[THE PROBLEM] All records must be quoted exactly. Omit the pictures.

[DATA FOR PROCESSING]
** BEGIN **
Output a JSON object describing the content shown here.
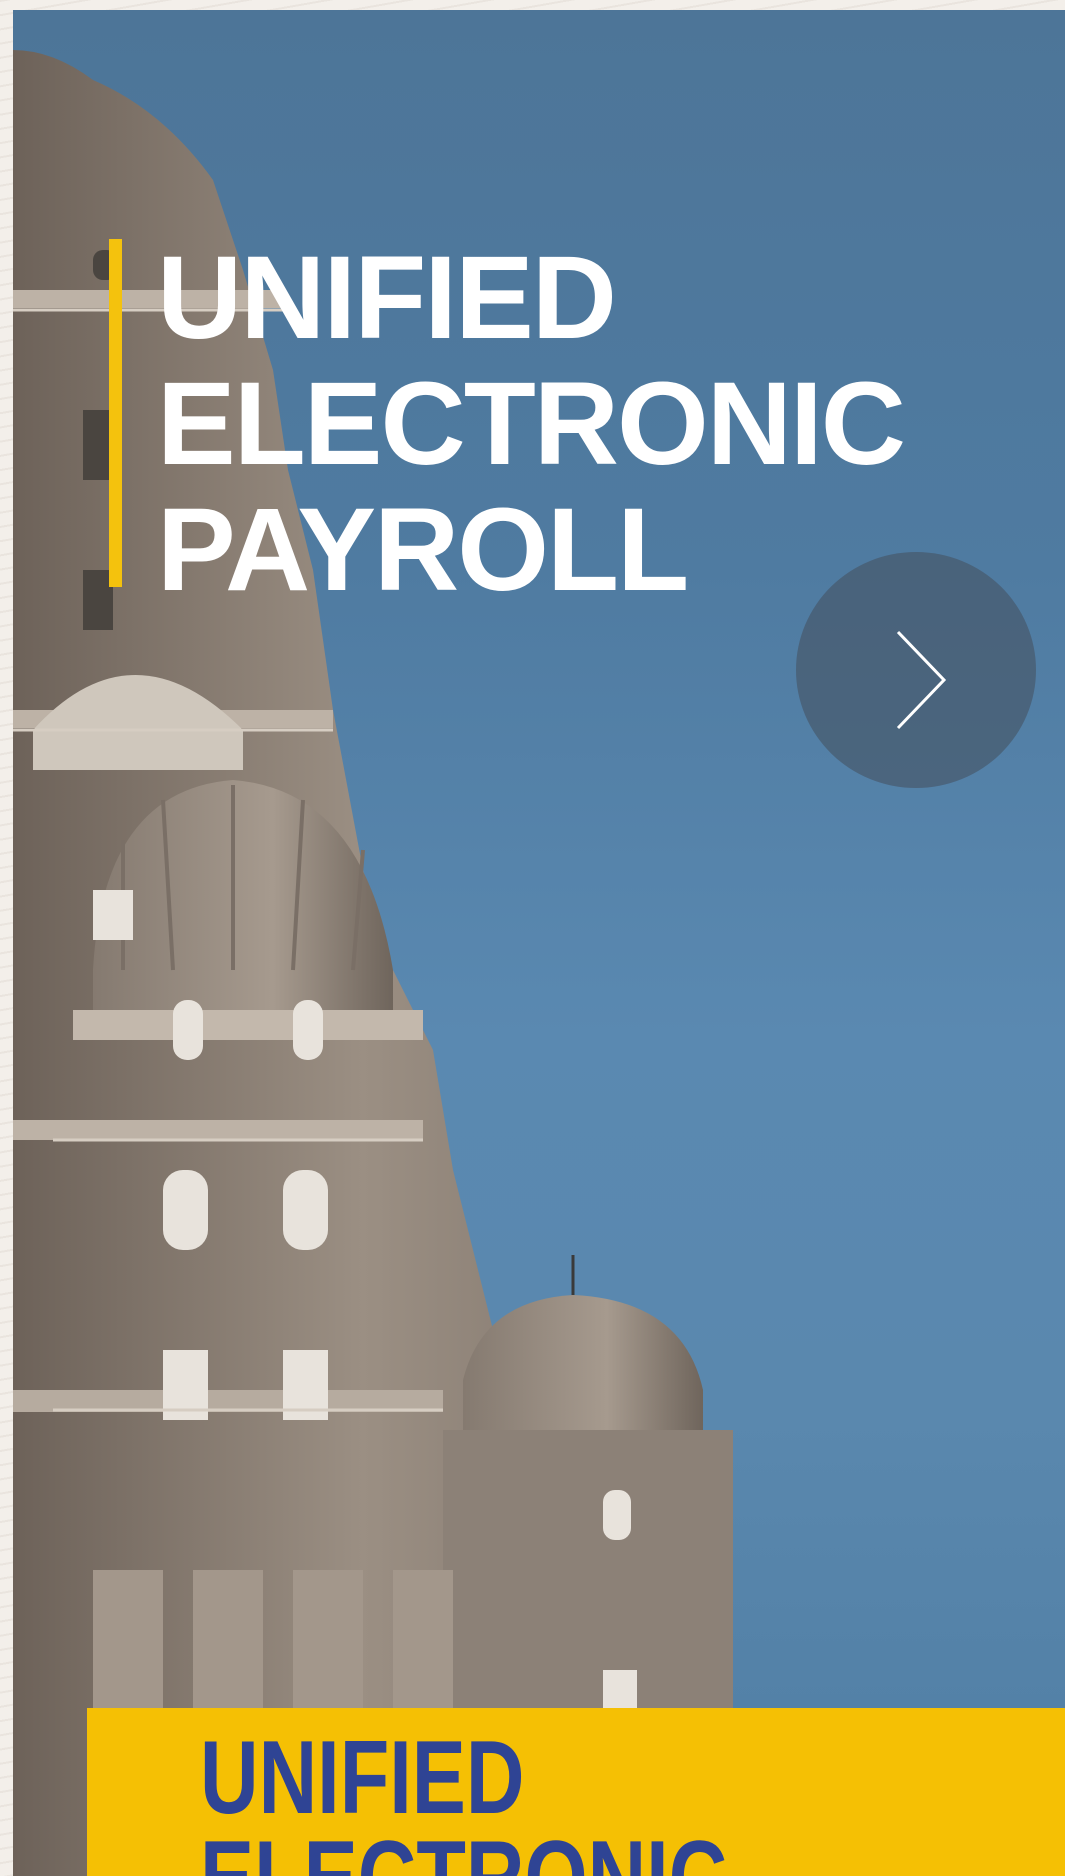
{
  "hero": {
    "title_lines": [
      "UNIFIED",
      "ELECTRONIC",
      "PAYROLL"
    ],
    "accent_color": "#f4c20d",
    "next_button_icon": "chevron-right-icon"
  },
  "panel": {
    "title_lines": [
      "UNIFIED",
      "ELECTRONIC"
    ],
    "background_color": "#f5c004",
    "text_color": "#2f4494"
  }
}
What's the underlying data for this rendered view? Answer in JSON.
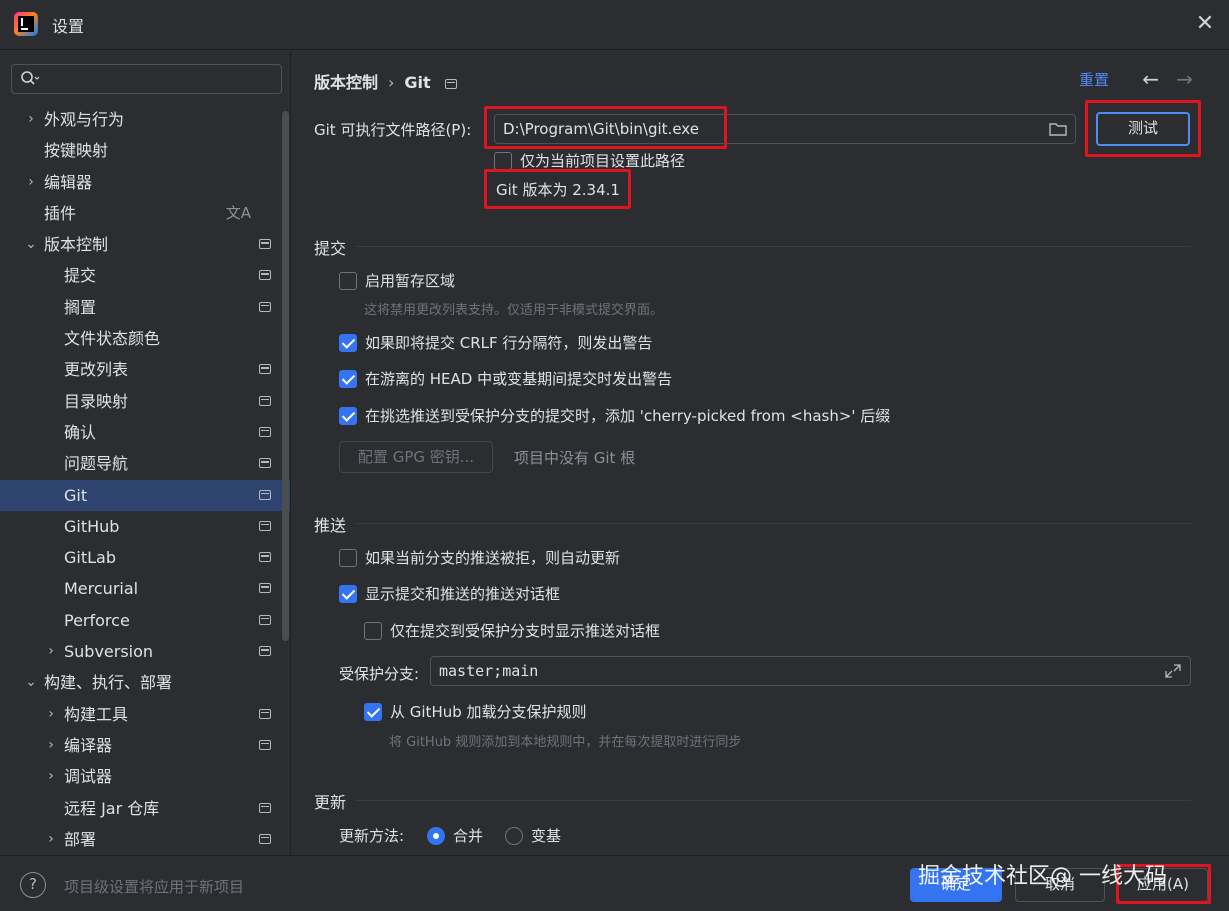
** END **
[COMPLETE ANSWER]
Output a JSON object describing the content shown here.
{
  "hero": {
    "title_lines": [
      "UNIFIED",
      "ELECTRONIC",
      "PAYROLL"
    ],
    "accent_color": "#f4c20d",
    "next_button_icon": "chevron-right-icon"
  },
  "panel": {
    "title_lines": [
      "UNIFIED",
      "ELECTRONIC"
    ],
    "background_color": "#f5c004",
    "text_color": "#2f4494"
  }
}
What's the underlying data for this rendered view? Answer in JSON.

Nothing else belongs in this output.